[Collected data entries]
<<<<
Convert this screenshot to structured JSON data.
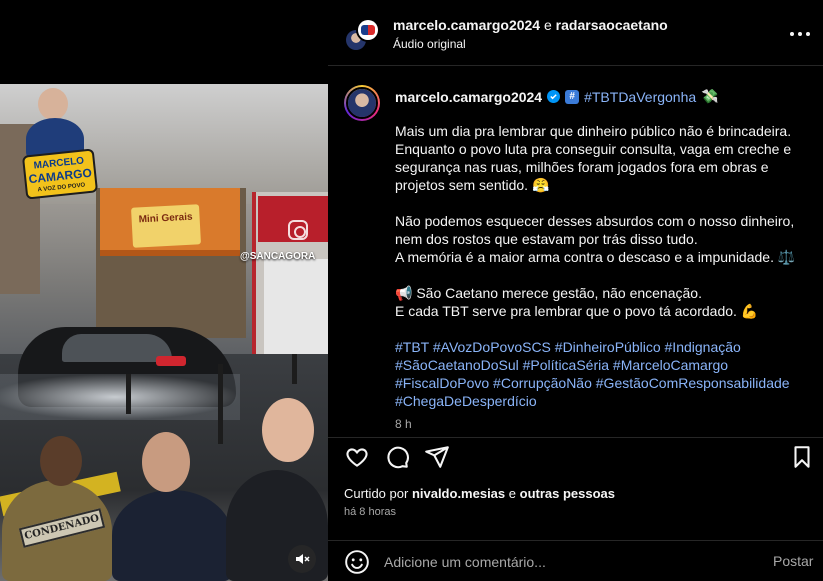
{
  "header": {
    "user1": "marcelo.camargo2024",
    "conjunction": "e",
    "user2": "radarsaocaetano",
    "audio": "Áudio original"
  },
  "media": {
    "video_tag": "@SANCAGORA",
    "shop_sign": "Mini Gerais",
    "badge_line1": "MARCELO",
    "badge_line2": "CAMARGO",
    "badge_line3": "A VOZ DO POVO",
    "stamp": "CONDENADO"
  },
  "post": {
    "username": "marcelo.camargo2024",
    "title_tag": "#TBTDaVergonha",
    "title_emoji": "💸",
    "paragraph1": "Mais um dia pra lembrar que dinheiro público não é brincadeira. Enquanto o povo luta pra conseguir consulta, vaga em creche e segurança nas ruas, milhões foram jogados fora em obras e projetos sem sentido. 😤",
    "paragraph2_line1": "Não podemos esquecer desses absurdos com o nosso dinheiro, nem dos rostos que estavam por trás disso tudo.",
    "paragraph2_line2": "A memória é a maior arma contra o descaso e a impunidade. ⚖️",
    "paragraph3_line1": "📢 São Caetano merece gestão, não encenação.",
    "paragraph3_line2": "E cada TBT serve pra lembrar que o povo tá acordado. 💪",
    "hashtags": "#TBT #AVozDoPovoSCS #DinheiroPúblico #Indignação #SãoCaetanoDoSul #PolíticaSéria #MarceloCamargo #FiscalDoPovo #CorrupçãoNão #GestãoComResponsabilidade #ChegaDeDesperdício",
    "time": "8 h"
  },
  "engagement": {
    "liked_by_prefix": "Curtido por",
    "liked_by_user": "nivaldo.mesias",
    "liked_by_joiner": "e",
    "liked_by_others": "outras pessoas",
    "time_ago": "há 8 horas"
  },
  "comment": {
    "placeholder": "Adicione um comentário...",
    "post_label": "Postar"
  },
  "colors": {
    "link": "#8ab4f8",
    "verified": "#0095f6",
    "muted": "#a8a8a8"
  }
}
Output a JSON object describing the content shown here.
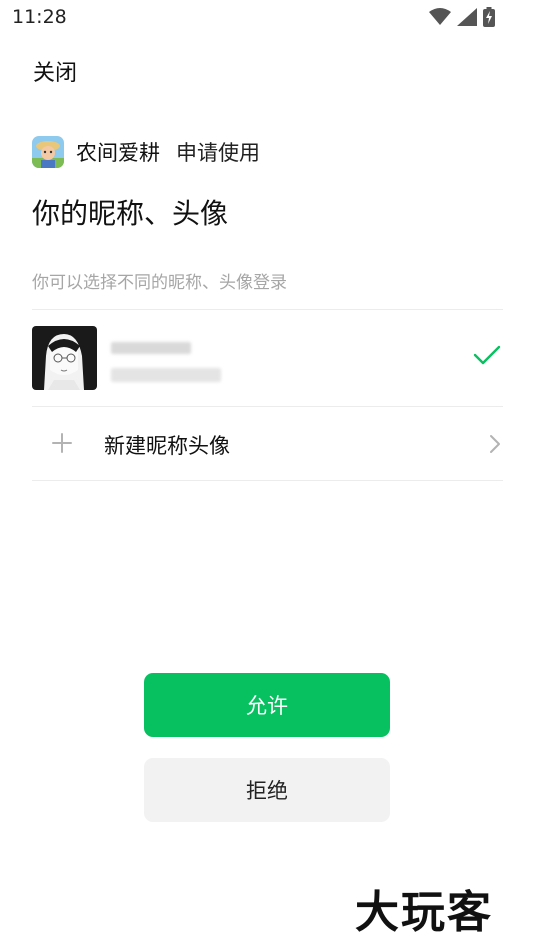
{
  "status_bar": {
    "time": "11:28",
    "icons": [
      "wifi-icon",
      "signal-icon",
      "battery-charging-icon"
    ]
  },
  "header": {
    "close_label": "关闭"
  },
  "app": {
    "icon": "farm-game-app-icon",
    "name": "农间爱耕",
    "action": "申请使用"
  },
  "title": "你的昵称、头像",
  "hint": "你可以选择不同的昵称、头像登录",
  "account": {
    "avatar": "manga-portrait-avatar",
    "selected": true,
    "selected_icon": "check-icon"
  },
  "new_profile": {
    "label": "新建昵称头像",
    "icon": "plus-icon",
    "chevron": "chevron-right-icon"
  },
  "buttons": {
    "allow": "允许",
    "deny": "拒绝"
  },
  "watermark": "大玩客",
  "colors": {
    "accent": "#07c160",
    "deny_bg": "#f2f2f2",
    "hint": "#a6a6a6"
  }
}
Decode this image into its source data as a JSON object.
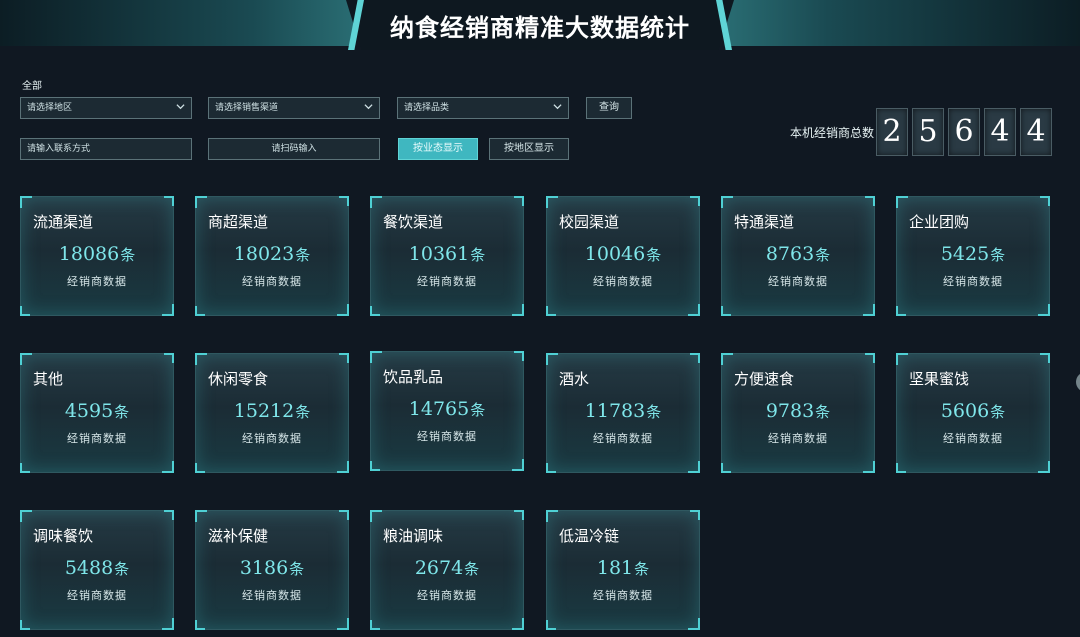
{
  "header": {
    "title": "纳食经销商精准大数据统计"
  },
  "filters": {
    "all_label": "全部",
    "region_placeholder": "请选择地区",
    "channel_placeholder": "请选择销售渠道",
    "category_placeholder": "请选择品类",
    "query_label": "查询",
    "contact_placeholder": "请输入联系方式",
    "scan_placeholder": "请扫码输入",
    "by_business_label": "按业态显示",
    "by_region_label": "按地区显示"
  },
  "total": {
    "label": "本机经销商总数",
    "digits": [
      "2",
      "5",
      "6",
      "4",
      "4"
    ]
  },
  "cards": [
    {
      "name": "流通渠道",
      "count": "18086",
      "unit": "条",
      "sub": "经销商数据"
    },
    {
      "name": "商超渠道",
      "count": "18023",
      "unit": "条",
      "sub": "经销商数据"
    },
    {
      "name": "餐饮渠道",
      "count": "10361",
      "unit": "条",
      "sub": "经销商数据"
    },
    {
      "name": "校园渠道",
      "count": "10046",
      "unit": "条",
      "sub": "经销商数据"
    },
    {
      "name": "特通渠道",
      "count": "8763",
      "unit": "条",
      "sub": "经销商数据"
    },
    {
      "name": "企业团购",
      "count": "5425",
      "unit": "条",
      "sub": "经销商数据"
    },
    {
      "name": "其他",
      "count": "4595",
      "unit": "条",
      "sub": "经销商数据"
    },
    {
      "name": "休闲零食",
      "count": "15212",
      "unit": "条",
      "sub": "经销商数据"
    },
    {
      "name": "饮品乳品",
      "count": "14765",
      "unit": "条",
      "sub": "经销商数据"
    },
    {
      "name": "酒水",
      "count": "11783",
      "unit": "条",
      "sub": "经销商数据"
    },
    {
      "name": "方便速食",
      "count": "9783",
      "unit": "条",
      "sub": "经销商数据"
    },
    {
      "name": "坚果蜜饯",
      "count": "5606",
      "unit": "条",
      "sub": "经销商数据"
    },
    {
      "name": "调味餐饮",
      "count": "5488",
      "unit": "条",
      "sub": "经销商数据"
    },
    {
      "name": "滋补保健",
      "count": "3186",
      "unit": "条",
      "sub": "经销商数据"
    },
    {
      "name": "粮油调味",
      "count": "2674",
      "unit": "条",
      "sub": "经销商数据"
    },
    {
      "name": "低温冷链",
      "count": "181",
      "unit": "条",
      "sub": "经销商数据"
    }
  ],
  "colors": {
    "background": "#101822",
    "accent": "#5fd4d6",
    "count_text": "#7fe6ea",
    "active_button": "#3fb7c0"
  }
}
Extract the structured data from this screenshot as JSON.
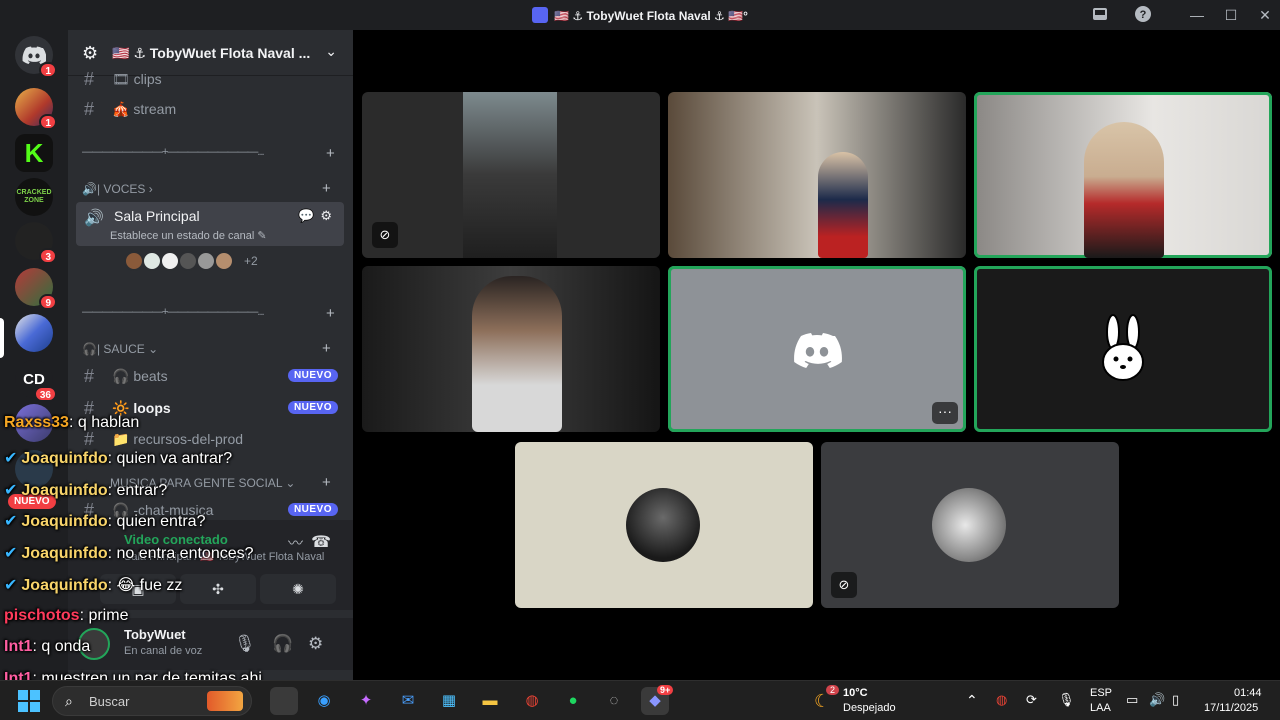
{
  "window": {
    "title": "🇺🇸 ⚓ TobyWuet Flota Naval ⚓ 🇺🇸°"
  },
  "rail": {
    "servers": [
      {
        "name": "home",
        "badge": "1",
        "color": "#5865f2"
      },
      {
        "name": "server-onepiece",
        "badge": "1",
        "color": "#c0392b"
      },
      {
        "name": "server-kick",
        "badge": "",
        "color": "#53fc18"
      },
      {
        "name": "server-cracked-zone",
        "badge": "",
        "color": "#111111",
        "text": "CRACKED ZONE"
      },
      {
        "name": "server-no-pinche",
        "badge": "3",
        "color": "#222222"
      },
      {
        "name": "server-five",
        "badge": "9",
        "color": "#2f6f3e"
      },
      {
        "name": "server-current",
        "badge": "",
        "color": "#4a6ad6"
      },
      {
        "name": "server-cd",
        "badge": "36",
        "color": "#1e1f22",
        "text": "CD"
      }
    ]
  },
  "sidebar": {
    "server_name": "🇺🇸 ⚓ TobyWuet Flota Naval ...",
    "channels_top": [
      {
        "label": "🎞 clips"
      },
      {
        "label": "🎪 stream"
      }
    ],
    "divider1": "————————+—————————...",
    "voice_category": "🔊| VOCES",
    "voice_channel": {
      "name": "Sala Principal",
      "status_placeholder": "Establece un estado de canal ✎",
      "more": "+2"
    },
    "divider2": "————————+—————————...",
    "sauce_category": "🎧| SAUCE",
    "sauce_channels": [
      {
        "label": "🎧 beats",
        "badge": "NUEVO"
      },
      {
        "label": "🔆 loops",
        "badge": "NUEVO"
      },
      {
        "label": "📁 recursos-del-prod",
        "badge": ""
      }
    ],
    "music_category": "MUSICA PARA GENTE SOCIAL",
    "music_channels": [
      {
        "label": "🎧 -chat-musica",
        "badge": "NUEVO"
      }
    ],
    "new_pill": "NUEVO"
  },
  "voice_panel": {
    "status": "Video conectado",
    "sub": "Sala Principal / 🇺🇸 TobyWuet Flota Naval"
  },
  "user_panel": {
    "username": "TobyWuet",
    "sub": "En canal de voz"
  },
  "chat": [
    {
      "user": "Raxss33",
      "text": ": q hablan",
      "color": "#f5a623",
      "verified": false
    },
    {
      "user": "Joaquinfdo",
      "text": ": quien va antrar?",
      "color": "#f8d46a",
      "verified": true
    },
    {
      "user": "Joaquinfdo",
      "text": ": entrar?",
      "color": "#f8d46a",
      "verified": true
    },
    {
      "user": "Joaquinfdo",
      "text": ": quien entra?",
      "color": "#f8d46a",
      "verified": true
    },
    {
      "user": "Joaquinfdo",
      "text": ": no entra entonces?",
      "color": "#f8d46a",
      "verified": true
    },
    {
      "user": "Joaquinfdo",
      "text": ": 😂 fue zz",
      "color": "#f8d46a",
      "verified": true
    },
    {
      "user": "pischotos",
      "text": ": prime",
      "color": "#ff3b5c",
      "verified": false
    },
    {
      "user": "Int1",
      "text": ": q onda",
      "color": "#ff5ea2",
      "verified": false
    },
    {
      "user": "Int1",
      "text": ": muestren un par de temitas ahi",
      "color": "#ff5ea2",
      "verified": false
    }
  ],
  "taskbar": {
    "search_placeholder": "Buscar",
    "weather_temp": "10°C",
    "weather_desc": "Despejado",
    "weather_badge": "2",
    "lang_top": "ESP",
    "lang_bottom": "LAA",
    "time": "01:44",
    "date": "17/11/2025",
    "discord_badge": "9+"
  },
  "colors": {
    "speaking": "#23a55a",
    "accent": "#5865f2",
    "danger": "#f23f43"
  }
}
>>>>
Return every line from the records above that holds the word "screenshot".

**The response**
Convert this screenshot to structured JSON data.
Extract the structured data from this screenshot as JSON.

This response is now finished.